◆ PROVIDED ENTRIES
——————

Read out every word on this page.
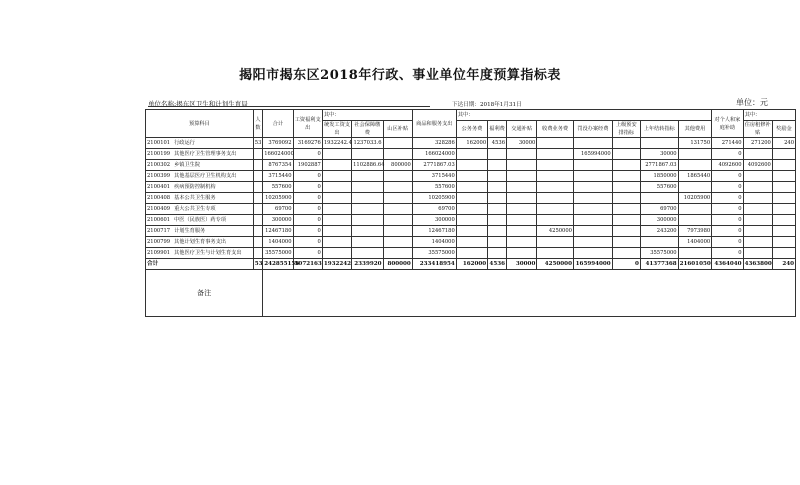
揭阳市揭东区2018年行政、事业单位年度预算指标表
单位名称:揭东区卫生和计划生育局	下达日期：2018年1月31日	单位：元
预算科目	人数	合计	工资福利支出	其中：			商品和服务支出	其中：								对个人和家庭补助	其中：	
				统发工资支出	社会保障缴费	山区补贴		公务务费	福利费	交通补贴	收费业务费	罚没办案经费	上级预安排指标	上年结转指标	其他费用		住房租修补贴	奖励金
2100101 行政运行	53	3769092	3169276	1932242.4	1237033.6		328286	162000	4536	30000					131750	271440	271200	240
2100199 其他医疗卫生管理事务支出		166024000	0				166024000					165994000		30000		0		
2100302 乡镇卫生院		8767354	1902887		1102886.64	800000	2771867.03							2771867.03		4092600	4092600	
2100399 其他基层医疗卫生机构支出		3715440	0				3715440							1850000	1865440	0		
2100401 疾病预防控制机构		557600	0				557600							557600		0		
2100408 基本公共卫生服务		10205900	0				10205900								10205900	0		
2100409 重大公共卫生专项		69700	0				69700							69700		0		
2100601 中医（民族医）药专项		300000	0				300000							300000		0		
2100717 计划生育服务		12467180	0				12467180				4250000			243200	7973980	0		
2100799 其他计划生育事务支出		1404000	0				1404000								1404000	0		
2109901 其他医疗卫生与计划生育支出		35575000	0				35575000							35575000		0		
合计	53	242855156	5072163	1932242	2339920	800000	233418954	162000	4536	30000	4250000	165994000	0	41377368	21601050	4364040	4363800	240
备注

——————

Every entry above is to be set down exactly; the pictures are to be left out.

Read out every word on this page.
揭阳市揭东区2018年行政、事业单位年度预算指标表
单位名称:揭东区卫生和计划生育局	下达日期：2018年1月31日	单位：元
预算科目	人数	合计	工资福利支出	其中：			商品和服务支出	其中：								对个人和家庭补助	其中：	
				统发工资支出	社会保障缴费	山区补贴		公务务费	福利费	交通补贴	收费业务费	罚没办案经费	上级预安排指标	上年结转指标	其他费用		住房租修补贴	奖励金
2100101 行政运行	53	3769092	3169276	1932242.4	1237033.6		328286	162000	4536	30000					131750	271440	271200	240
2100199 其他医疗卫生管理事务支出		166024000	0				166024000					165994000		30000		0		
2100302 乡镇卫生院		8767354	1902887		1102886.64	800000	2771867.03							2771867.03		4092600	4092600	
2100399 其他基层医疗卫生机构支出		3715440	0				3715440							1850000	1865440	0		
2100401 疾病预防控制机构		557600	0				557600							557600		0		
2100408 基本公共卫生服务		10205900	0				10205900								10205900	0		
2100409 重大公共卫生专项		69700	0				69700							69700		0		
2100601 中医（民族医）药专项		300000	0				300000							300000		0		
2100717 计划生育服务		12467180	0				12467180				4250000			243200	7973980	0		
2100799 其他计划生育事务支出		1404000	0				1404000								1404000	0		
2109901 其他医疗卫生与计划生育支出		35575000	0				35575000							35575000		0		
合计	53	242855156	5072163	1932242	2339920	800000	233418954	162000	4536	30000	4250000	165994000	0	41377368	21601050	4364040	4363800	240
备注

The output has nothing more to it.